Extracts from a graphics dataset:
────────────────────────────────────────
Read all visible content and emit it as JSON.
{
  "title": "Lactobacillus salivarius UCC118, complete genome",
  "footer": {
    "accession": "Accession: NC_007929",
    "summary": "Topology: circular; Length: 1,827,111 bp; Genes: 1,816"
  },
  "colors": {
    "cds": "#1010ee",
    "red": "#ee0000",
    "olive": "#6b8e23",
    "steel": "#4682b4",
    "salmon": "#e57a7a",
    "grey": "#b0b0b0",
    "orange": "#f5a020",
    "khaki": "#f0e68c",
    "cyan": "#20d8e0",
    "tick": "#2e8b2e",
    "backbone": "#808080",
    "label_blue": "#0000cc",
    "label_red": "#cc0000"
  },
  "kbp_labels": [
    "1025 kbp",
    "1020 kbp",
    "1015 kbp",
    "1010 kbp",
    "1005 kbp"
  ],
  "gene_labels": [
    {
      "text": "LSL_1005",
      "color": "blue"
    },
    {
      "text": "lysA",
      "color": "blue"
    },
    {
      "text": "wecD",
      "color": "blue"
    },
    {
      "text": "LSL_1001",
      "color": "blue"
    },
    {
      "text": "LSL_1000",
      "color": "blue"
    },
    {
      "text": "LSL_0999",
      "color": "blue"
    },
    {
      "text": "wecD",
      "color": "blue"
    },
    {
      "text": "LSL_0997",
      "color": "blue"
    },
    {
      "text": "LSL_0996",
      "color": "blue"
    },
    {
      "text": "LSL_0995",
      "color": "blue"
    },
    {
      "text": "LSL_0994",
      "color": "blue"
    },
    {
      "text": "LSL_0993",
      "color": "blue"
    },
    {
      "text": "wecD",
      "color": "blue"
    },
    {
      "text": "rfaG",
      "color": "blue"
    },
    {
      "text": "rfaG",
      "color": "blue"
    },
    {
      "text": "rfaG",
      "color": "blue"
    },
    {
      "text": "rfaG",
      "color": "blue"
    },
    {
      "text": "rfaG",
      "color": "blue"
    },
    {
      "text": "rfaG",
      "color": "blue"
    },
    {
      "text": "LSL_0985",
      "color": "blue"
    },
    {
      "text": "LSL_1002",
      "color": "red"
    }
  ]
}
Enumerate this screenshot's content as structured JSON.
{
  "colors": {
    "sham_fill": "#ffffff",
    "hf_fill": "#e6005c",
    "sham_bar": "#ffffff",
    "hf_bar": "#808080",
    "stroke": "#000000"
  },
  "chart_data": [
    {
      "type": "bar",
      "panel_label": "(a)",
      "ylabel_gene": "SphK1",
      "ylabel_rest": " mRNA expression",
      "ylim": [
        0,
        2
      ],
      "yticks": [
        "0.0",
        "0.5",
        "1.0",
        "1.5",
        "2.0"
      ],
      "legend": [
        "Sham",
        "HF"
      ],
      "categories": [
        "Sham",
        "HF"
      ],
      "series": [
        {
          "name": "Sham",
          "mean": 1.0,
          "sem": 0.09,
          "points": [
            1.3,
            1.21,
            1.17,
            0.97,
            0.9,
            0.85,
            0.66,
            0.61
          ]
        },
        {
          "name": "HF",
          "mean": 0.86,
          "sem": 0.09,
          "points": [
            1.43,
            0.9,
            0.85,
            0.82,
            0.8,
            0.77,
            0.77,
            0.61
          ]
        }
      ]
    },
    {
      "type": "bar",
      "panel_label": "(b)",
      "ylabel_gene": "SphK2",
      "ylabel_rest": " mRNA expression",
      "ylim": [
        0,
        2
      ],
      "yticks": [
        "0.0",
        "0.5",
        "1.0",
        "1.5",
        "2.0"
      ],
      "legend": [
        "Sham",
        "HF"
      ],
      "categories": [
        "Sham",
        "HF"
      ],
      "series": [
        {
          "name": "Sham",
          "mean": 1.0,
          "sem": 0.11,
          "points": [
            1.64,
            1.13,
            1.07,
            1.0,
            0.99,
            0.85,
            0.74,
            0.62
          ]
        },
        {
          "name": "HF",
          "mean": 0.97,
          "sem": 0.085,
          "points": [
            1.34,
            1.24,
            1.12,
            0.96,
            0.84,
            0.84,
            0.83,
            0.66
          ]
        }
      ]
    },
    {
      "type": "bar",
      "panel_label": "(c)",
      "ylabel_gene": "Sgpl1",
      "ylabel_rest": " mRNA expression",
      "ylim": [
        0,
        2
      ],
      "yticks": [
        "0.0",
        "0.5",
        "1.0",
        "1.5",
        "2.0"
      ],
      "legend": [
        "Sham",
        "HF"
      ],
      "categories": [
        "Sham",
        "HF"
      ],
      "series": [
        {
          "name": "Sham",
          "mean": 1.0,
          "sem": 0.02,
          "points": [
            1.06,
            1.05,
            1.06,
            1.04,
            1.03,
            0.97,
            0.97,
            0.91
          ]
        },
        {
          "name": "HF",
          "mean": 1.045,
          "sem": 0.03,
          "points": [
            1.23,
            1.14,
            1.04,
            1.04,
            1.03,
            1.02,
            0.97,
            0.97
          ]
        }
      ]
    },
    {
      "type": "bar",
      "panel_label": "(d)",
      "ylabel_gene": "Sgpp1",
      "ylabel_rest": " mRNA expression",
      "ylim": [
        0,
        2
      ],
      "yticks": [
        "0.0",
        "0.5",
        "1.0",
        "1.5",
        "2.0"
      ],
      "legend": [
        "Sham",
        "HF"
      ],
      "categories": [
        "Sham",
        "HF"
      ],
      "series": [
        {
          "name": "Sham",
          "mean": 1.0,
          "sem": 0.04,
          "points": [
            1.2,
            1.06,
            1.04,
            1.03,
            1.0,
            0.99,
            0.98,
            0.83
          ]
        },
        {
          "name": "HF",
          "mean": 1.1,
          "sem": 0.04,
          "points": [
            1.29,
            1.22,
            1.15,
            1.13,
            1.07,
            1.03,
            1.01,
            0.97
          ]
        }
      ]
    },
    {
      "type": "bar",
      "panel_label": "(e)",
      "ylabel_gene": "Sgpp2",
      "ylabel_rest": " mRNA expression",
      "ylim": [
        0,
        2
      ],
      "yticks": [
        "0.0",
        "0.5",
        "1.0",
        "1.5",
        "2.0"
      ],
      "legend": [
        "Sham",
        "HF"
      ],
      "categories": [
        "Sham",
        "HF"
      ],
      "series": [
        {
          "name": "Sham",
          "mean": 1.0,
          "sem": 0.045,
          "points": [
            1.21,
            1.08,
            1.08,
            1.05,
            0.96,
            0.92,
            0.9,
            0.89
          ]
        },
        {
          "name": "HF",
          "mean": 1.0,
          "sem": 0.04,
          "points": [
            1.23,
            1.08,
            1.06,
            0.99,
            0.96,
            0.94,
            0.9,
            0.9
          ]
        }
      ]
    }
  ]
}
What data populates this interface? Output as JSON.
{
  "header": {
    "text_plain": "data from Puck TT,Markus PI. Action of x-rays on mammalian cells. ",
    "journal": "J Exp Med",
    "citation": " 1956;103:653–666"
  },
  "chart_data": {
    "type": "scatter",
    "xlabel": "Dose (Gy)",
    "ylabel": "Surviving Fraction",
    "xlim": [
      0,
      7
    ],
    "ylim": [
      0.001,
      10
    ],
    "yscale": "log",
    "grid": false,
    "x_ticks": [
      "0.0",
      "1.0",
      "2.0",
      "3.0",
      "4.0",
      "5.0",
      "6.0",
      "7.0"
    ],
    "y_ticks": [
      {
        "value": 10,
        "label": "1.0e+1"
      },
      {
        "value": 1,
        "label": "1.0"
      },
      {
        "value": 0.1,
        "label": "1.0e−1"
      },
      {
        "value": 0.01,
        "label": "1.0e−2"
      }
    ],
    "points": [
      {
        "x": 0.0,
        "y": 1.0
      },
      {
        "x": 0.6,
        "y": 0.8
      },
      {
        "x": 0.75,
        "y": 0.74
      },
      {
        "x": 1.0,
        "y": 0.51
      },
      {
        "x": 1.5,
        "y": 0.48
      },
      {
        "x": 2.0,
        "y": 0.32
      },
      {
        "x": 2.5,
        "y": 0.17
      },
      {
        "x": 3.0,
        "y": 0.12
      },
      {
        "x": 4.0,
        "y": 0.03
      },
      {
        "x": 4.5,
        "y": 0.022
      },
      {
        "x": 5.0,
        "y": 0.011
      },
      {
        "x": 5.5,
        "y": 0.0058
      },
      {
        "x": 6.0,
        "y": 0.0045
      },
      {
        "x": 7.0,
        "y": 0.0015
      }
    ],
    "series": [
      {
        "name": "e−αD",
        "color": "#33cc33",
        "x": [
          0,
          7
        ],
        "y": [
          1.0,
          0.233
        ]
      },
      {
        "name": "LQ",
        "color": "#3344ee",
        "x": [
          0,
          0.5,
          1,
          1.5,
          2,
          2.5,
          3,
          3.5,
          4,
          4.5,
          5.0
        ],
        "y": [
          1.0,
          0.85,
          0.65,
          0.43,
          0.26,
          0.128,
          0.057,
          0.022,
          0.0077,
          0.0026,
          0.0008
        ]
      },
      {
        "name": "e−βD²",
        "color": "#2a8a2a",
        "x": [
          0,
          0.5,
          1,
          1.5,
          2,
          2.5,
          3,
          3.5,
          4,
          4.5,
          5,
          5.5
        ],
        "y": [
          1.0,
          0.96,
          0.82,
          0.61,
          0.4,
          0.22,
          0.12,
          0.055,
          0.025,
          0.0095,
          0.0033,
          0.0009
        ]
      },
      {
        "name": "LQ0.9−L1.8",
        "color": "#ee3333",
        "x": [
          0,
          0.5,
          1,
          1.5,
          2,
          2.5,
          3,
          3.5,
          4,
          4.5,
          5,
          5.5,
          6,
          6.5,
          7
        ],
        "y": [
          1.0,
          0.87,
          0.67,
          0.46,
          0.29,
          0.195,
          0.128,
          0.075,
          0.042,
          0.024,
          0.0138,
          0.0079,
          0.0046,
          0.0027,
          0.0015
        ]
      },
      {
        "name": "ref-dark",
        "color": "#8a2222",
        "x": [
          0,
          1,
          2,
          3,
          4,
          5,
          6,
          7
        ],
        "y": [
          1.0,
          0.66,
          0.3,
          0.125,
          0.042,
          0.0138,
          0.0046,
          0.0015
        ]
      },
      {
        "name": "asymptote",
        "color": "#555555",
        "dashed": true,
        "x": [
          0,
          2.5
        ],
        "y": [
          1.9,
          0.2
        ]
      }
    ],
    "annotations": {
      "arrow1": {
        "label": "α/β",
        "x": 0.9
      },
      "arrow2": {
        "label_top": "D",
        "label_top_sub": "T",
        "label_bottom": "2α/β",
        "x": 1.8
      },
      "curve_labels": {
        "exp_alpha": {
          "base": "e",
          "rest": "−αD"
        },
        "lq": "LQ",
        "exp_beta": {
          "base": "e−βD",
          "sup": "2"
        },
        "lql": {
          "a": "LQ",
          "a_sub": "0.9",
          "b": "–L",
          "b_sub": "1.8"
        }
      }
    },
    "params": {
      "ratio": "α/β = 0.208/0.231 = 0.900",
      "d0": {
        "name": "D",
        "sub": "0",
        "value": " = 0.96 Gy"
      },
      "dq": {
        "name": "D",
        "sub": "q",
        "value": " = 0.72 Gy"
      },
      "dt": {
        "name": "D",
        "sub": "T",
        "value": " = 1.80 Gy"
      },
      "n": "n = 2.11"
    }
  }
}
────────────────────────────────────────
## PROBLEM DESCRIPTION:
Supply only the count of lines above holding "content".

## RESULT FOR THIS TASK:
2